> _WORK REQUIRED_: Copy the lines of the records below without any change, starting at the line containing "android-icon: [87, 281, 113, 307]" and ending at the line containing "wifi-icon: [451, 8, 469, 28]", both included.

> _MATERIAL SHOWN_:
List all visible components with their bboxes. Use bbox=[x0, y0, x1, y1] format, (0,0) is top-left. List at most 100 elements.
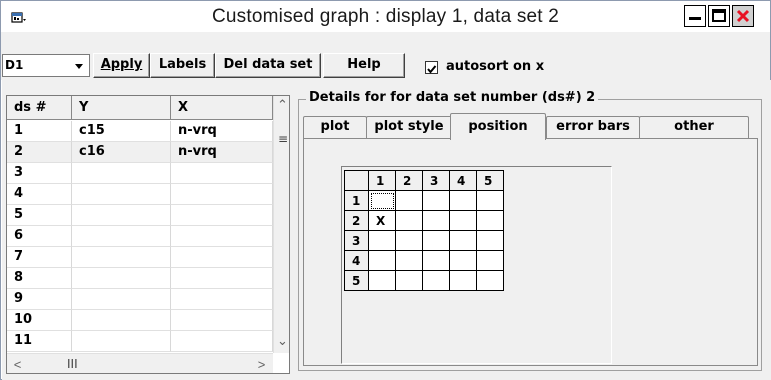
tab-position[interactable]: position bbox=[450, 113, 546, 140]
position-cell[interactable] bbox=[395, 270, 423, 291]
position-col-header: 3 bbox=[422, 170, 450, 191]
col-header-x[interactable]: X bbox=[171, 96, 273, 120]
autosort-checkbox[interactable] bbox=[425, 61, 438, 74]
position-cell[interactable] bbox=[476, 230, 504, 251]
app-window: Customised graph : display 1, data set 2… bbox=[0, 0, 771, 380]
cell-ds[interactable]: 4 bbox=[7, 184, 72, 205]
position-cell[interactable] bbox=[422, 210, 450, 231]
position-cell[interactable]: X bbox=[368, 210, 396, 231]
tab-plot-what[interactable]: plot what? bbox=[303, 116, 367, 153]
position-cell[interactable] bbox=[422, 230, 450, 251]
cell-x[interactable]: n-vrq bbox=[171, 142, 273, 163]
cell-x[interactable] bbox=[171, 268, 273, 289]
cell-y[interactable] bbox=[72, 268, 171, 289]
cell-x[interactable] bbox=[171, 310, 273, 331]
position-cell[interactable] bbox=[449, 210, 477, 231]
position-cell[interactable] bbox=[422, 250, 450, 271]
position-cell[interactable] bbox=[395, 190, 423, 211]
cell-ds[interactable]: 8 bbox=[7, 268, 72, 289]
hscroll-grip[interactable]: III bbox=[67, 357, 78, 371]
labels-label: Labels bbox=[158, 57, 207, 72]
position-cell[interactable] bbox=[449, 230, 477, 251]
cell-x[interactable]: n-vrq bbox=[171, 121, 273, 142]
chevron-down-icon[interactable] bbox=[70, 56, 88, 75]
horizontal-scrollbar[interactable]: < III > bbox=[7, 353, 273, 373]
cell-x[interactable] bbox=[171, 205, 273, 226]
cell-x[interactable] bbox=[171, 226, 273, 247]
apply-button[interactable]: Apply bbox=[93, 53, 150, 78]
position-col-header: 5 bbox=[476, 170, 504, 191]
close-button[interactable] bbox=[732, 5, 754, 27]
help-label: Help bbox=[347, 57, 381, 72]
position-cell[interactable] bbox=[476, 190, 504, 211]
display-select-value: D1 bbox=[5, 58, 24, 72]
position-cell[interactable] bbox=[422, 270, 450, 291]
cell-y[interactable] bbox=[72, 310, 171, 331]
tab-error-bars[interactable]: error bars bbox=[546, 116, 640, 138]
cell-y[interactable] bbox=[72, 163, 171, 184]
cell-y[interactable] bbox=[72, 289, 171, 310]
dataset-grid[interactable]: ds # Y X 1 c15 n-vrq 2 c16 n-vrq 3 4 5 6 7 8 9 10 11 ⌃… bbox=[6, 95, 290, 374]
cell-ds[interactable]: 2 bbox=[7, 142, 72, 163]
position-cell[interactable] bbox=[395, 250, 423, 271]
scroll-right-icon[interactable]: > bbox=[253, 356, 270, 373]
cell-ds[interactable]: 1 bbox=[7, 121, 72, 142]
cell-ds[interactable]: 9 bbox=[7, 289, 72, 310]
position-cell[interactable] bbox=[368, 230, 396, 251]
position-row-header: 4 bbox=[344, 250, 369, 271]
cell-x[interactable] bbox=[171, 247, 273, 268]
col-header-y[interactable]: Y bbox=[72, 96, 171, 120]
maximize-button[interactable] bbox=[708, 5, 730, 27]
cell-ds[interactable]: 3 bbox=[7, 163, 72, 184]
position-cell[interactable] bbox=[476, 270, 504, 291]
tab-plot-style[interactable]: plot style bbox=[366, 116, 452, 138]
cell-y[interactable] bbox=[72, 184, 171, 205]
cell-ds[interactable]: 5 bbox=[7, 205, 72, 226]
position-cell[interactable] bbox=[395, 210, 423, 231]
position-cell[interactable] bbox=[368, 190, 396, 211]
scroll-up-icon[interactable]: ⌃ bbox=[274, 96, 289, 113]
cell-y[interactable] bbox=[72, 247, 171, 268]
cell-y[interactable]: c16 bbox=[72, 142, 171, 163]
cell-x[interactable] bbox=[171, 184, 273, 205]
position-grid[interactable]: 1234512X345 bbox=[344, 170, 504, 291]
maximize-icon bbox=[712, 9, 726, 22]
minimize-icon bbox=[689, 17, 701, 20]
cell-y[interactable] bbox=[72, 331, 171, 352]
position-cell[interactable] bbox=[449, 270, 477, 291]
cell-ds[interactable]: 10 bbox=[7, 310, 72, 331]
cell-x[interactable] bbox=[171, 331, 273, 352]
apply-label: Apply bbox=[100, 57, 143, 72]
position-cell[interactable] bbox=[449, 250, 477, 271]
autosort-label[interactable]: autosort on x bbox=[446, 59, 544, 74]
cell-ds[interactable]: 11 bbox=[7, 331, 72, 352]
position-cell[interactable] bbox=[449, 190, 477, 211]
col-header-ds[interactable]: ds # bbox=[7, 96, 72, 120]
cell-y[interactable]: c15 bbox=[72, 121, 171, 142]
close-icon bbox=[736, 9, 750, 23]
position-grid-corner bbox=[344, 170, 369, 191]
help-button[interactable]: Help bbox=[323, 53, 405, 78]
labels-button[interactable]: Labels bbox=[150, 53, 215, 78]
scroll-thumb-grip-icon[interactable]: ≡ bbox=[278, 132, 288, 146]
tab-other[interactable]: other bbox=[639, 116, 749, 138]
cell-x[interactable] bbox=[171, 163, 273, 184]
cell-x[interactable] bbox=[171, 289, 273, 310]
checkmark-icon bbox=[427, 65, 437, 74]
cell-y[interactable] bbox=[72, 226, 171, 247]
position-cell[interactable] bbox=[476, 250, 504, 271]
position-cell[interactable] bbox=[368, 270, 396, 291]
position-cell[interactable] bbox=[422, 190, 450, 211]
scroll-down-icon[interactable]: ⌄ bbox=[274, 332, 289, 349]
position-cell[interactable] bbox=[395, 230, 423, 251]
position-cell[interactable] bbox=[368, 250, 396, 271]
minimize-button[interactable] bbox=[684, 5, 706, 27]
del-data-set-button[interactable]: Del data set bbox=[215, 53, 321, 78]
cell-ds[interactable]: 6 bbox=[7, 226, 72, 247]
vertical-scrollbar[interactable]: ⌃ ≡ ⌄ bbox=[273, 96, 289, 353]
cell-y[interactable] bbox=[72, 205, 171, 226]
display-select[interactable]: D1 bbox=[2, 54, 90, 77]
cell-ds[interactable]: 7 bbox=[7, 247, 72, 268]
scroll-left-icon[interactable]: < bbox=[9, 356, 26, 373]
position-cell[interactable] bbox=[476, 210, 504, 231]
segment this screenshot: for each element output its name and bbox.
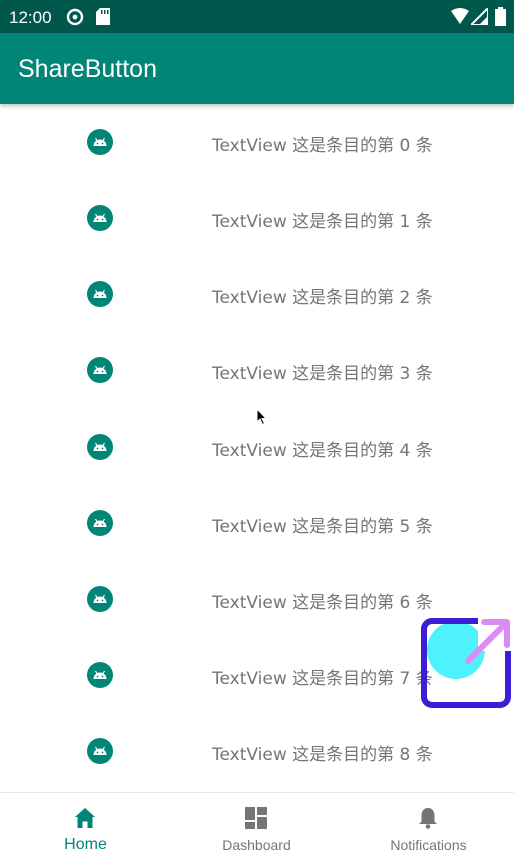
android-icon: [87, 281, 113, 307]
android-icon: [87, 357, 113, 383]
android-icon: [87, 205, 113, 231]
android-icon: [87, 129, 113, 155]
list-item-label: TextView 这是条目的第 6 条: [212, 593, 433, 613]
signal-icon: [468, 5, 489, 29]
share-icon: [421, 617, 512, 708]
mouse-cursor-icon: [256, 407, 268, 430]
android-icon: [87, 738, 113, 764]
nav-notifications[interactable]: Notifications: [343, 793, 514, 859]
list-item[interactable]: TextView 这是条目的第 2 条: [0, 256, 514, 332]
android-icon: [87, 662, 113, 688]
nav-dashboard-label: Dashboard: [222, 837, 291, 853]
list-item-label: TextView 这是条目的第 4 条: [212, 441, 433, 461]
list-item[interactable]: TextView 这是条目的第 3 条: [0, 332, 514, 408]
list-item-label: TextView 这是条目的第 8 条: [212, 745, 433, 765]
app-bar: ShareButton: [0, 33, 514, 104]
list-item-label: TextView 这是条目的第 0 条: [212, 136, 433, 156]
list-item[interactable]: TextView 这是条目的第 5 条: [0, 485, 514, 561]
list-item[interactable]: TextView 这是条目的第 8 条: [0, 713, 514, 789]
wifi-icon: [451, 8, 469, 28]
home-icon: [72, 805, 98, 831]
android-icon: [87, 434, 113, 460]
sd-card-icon: [96, 8, 110, 29]
nav-home-label: Home: [64, 836, 107, 853]
share-button[interactable]: [420, 617, 512, 709]
list-item-label: TextView 这是条目的第 2 条: [212, 288, 433, 308]
nav-notifications-label: Notifications: [390, 837, 467, 853]
list-item[interactable]: TextView 这是条目的第 1 条: [0, 180, 514, 256]
dashboard-icon: [243, 805, 269, 831]
android-icon: [87, 510, 113, 536]
android-icon: [87, 586, 113, 612]
list-item-label: TextView 这是条目的第 1 条: [212, 212, 433, 232]
app-title: ShareButton: [18, 55, 157, 83]
list-item-label: TextView 这是条目的第 5 条: [212, 517, 433, 537]
bottom-navigation: Home Dashboard Notifications: [0, 792, 514, 859]
nav-home[interactable]: Home: [0, 793, 171, 859]
list-item-label: TextView 这是条目的第 3 条: [212, 364, 433, 384]
bell-icon: [415, 805, 441, 831]
list-item-label: TextView 这是条目的第 7 条: [212, 669, 433, 689]
battery-icon: [495, 7, 506, 30]
status-bar: 12:00: [0, 0, 514, 33]
status-time: 12:00: [9, 8, 52, 27]
nav-dashboard[interactable]: Dashboard: [171, 793, 342, 859]
sync-icon: [66, 8, 84, 30]
list-item[interactable]: TextView 这是条目的第 0 条: [0, 104, 514, 180]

> _EXPECTED OUTPUT_:
android-icon: [87, 281, 113, 307]
android-icon: [87, 357, 113, 383]
android-icon: [87, 205, 113, 231]
android-icon: [87, 129, 113, 155]
list-item-label: TextView 这是条目的第 6 条: [212, 593, 433, 613]
signal-icon: [468, 5, 489, 29]
share-icon: [421, 617, 512, 708]
mouse-cursor-icon: [256, 407, 268, 430]
android-icon: [87, 738, 113, 764]
nav-notifications[interactable]: Notifications: [343, 793, 514, 859]
list-item[interactable]: TextView 这是条目的第 2 条: [0, 256, 514, 332]
android-icon: [87, 662, 113, 688]
nav-dashboard-label: Dashboard: [222, 837, 291, 853]
list-item-label: TextView 这是条目的第 4 条: [212, 441, 433, 461]
list-item[interactable]: TextView 这是条目的第 3 条: [0, 332, 514, 408]
list-item-label: TextView 这是条目的第 8 条: [212, 745, 433, 765]
app-bar: ShareButton: [0, 33, 514, 104]
list-item-label: TextView 这是条目的第 0 条: [212, 136, 433, 156]
list-item[interactable]: TextView 这是条目的第 5 条: [0, 485, 514, 561]
list-item[interactable]: TextView 这是条目的第 8 条: [0, 713, 514, 789]
wifi-icon: [451, 8, 469, 28]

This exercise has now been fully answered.